**Exercise materials:**
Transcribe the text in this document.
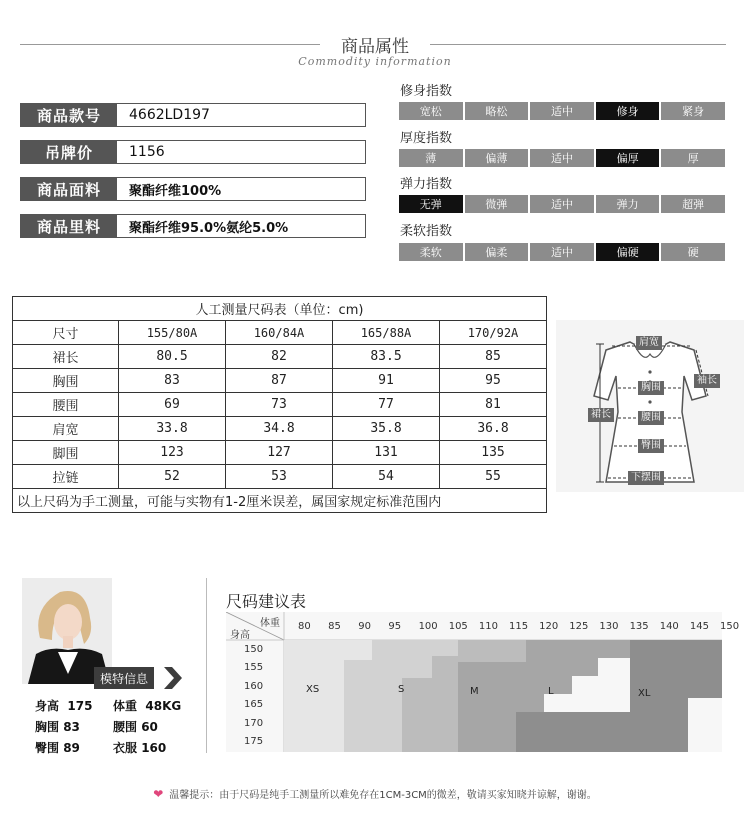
商品属性
Commodity information
商品款号	4662LD197
吊牌价	1156
商品面料	聚酯纤维100%
商品里料	聚酯纤维95.0%氨纶5.0%
修身指数
宽松	略松	适中	修身	紧身
厚度指数
薄	偏薄	适中	偏厚	厚
弹力指数
无弹	微弹	适中	弹力	超弹
柔软指数
柔软	偏柔	适中	偏硬	硬
人工测量尺码表（单位：cm)				
尺寸	155/80A	160/84A	165/88A	170/92A
裙长	80.5	82	83.5	85
胸围	83	87	91	95
腰围	69	73	77	81
肩宽	33.8	34.8	35.8	36.8
脚围	123	127	131	135
拉链	52	53	54	55
以上尺码为手工测量，可能与实物有1-2厘米误差，属国家规定标准范围内				
肩宽
袖长
胸围
裙长	腰围
臀围
下摆围
模特信息
身高 175 体重 48KG
胸围 83	腰围 60
臀围 89	衣服 160
尺码建议表
体重
身高
80 85 90 95 100 105 110 115 120 125 130 135 140 145 150
150
155
160
165
170
175
XS	S	M	L	XL
❤ 温馨提示：由于尺码是纯手工测量所以难免存在1CM-3CM的微差，敬请买家知晓并谅解，谢谢。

**Goal of the exercise:**
Without the pictures, return all the records precisely as they stand.

**Answer for the task:**
Transcribe the text in this document.
商品属性
Commodity information
商品款号	4662LD197
吊牌价	1156
商品面料	聚酯纤维100%
商品里料	聚酯纤维95.0%氨纶5.0%
修身指数
宽松	略松	适中	修身	紧身
厚度指数
薄	偏薄	适中	偏厚	厚
弹力指数
无弹	微弹	适中	弹力	超弹
柔软指数
柔软	偏柔	适中	偏硬	硬
人工测量尺码表（单位：cm)				
尺寸	155/80A	160/84A	165/88A	170/92A
裙长	80.5	82	83.5	85
胸围	83	87	91	95
腰围	69	73	77	81
肩宽	33.8	34.8	35.8	36.8
脚围	123	127	131	135
拉链	52	53	54	55
以上尺码为手工测量，可能与实物有1-2厘米误差，属国家规定标准范围内				
肩宽
袖长
胸围
裙长	腰围
臀围
下摆围
模特信息
身高 175 体重 48KG
胸围 83	腰围 60
臀围 89	衣服 160
尺码建议表
体重
身高
80 85 90 95 100 105 110 115 120 125 130 135 140 145 150
150
155
160
165
170
175
XS	S	M	L	XL
❤ 温馨提示：由于尺码是纯手工测量所以难免存在1CM-3CM的微差，敬请买家知晓并谅解，谢谢。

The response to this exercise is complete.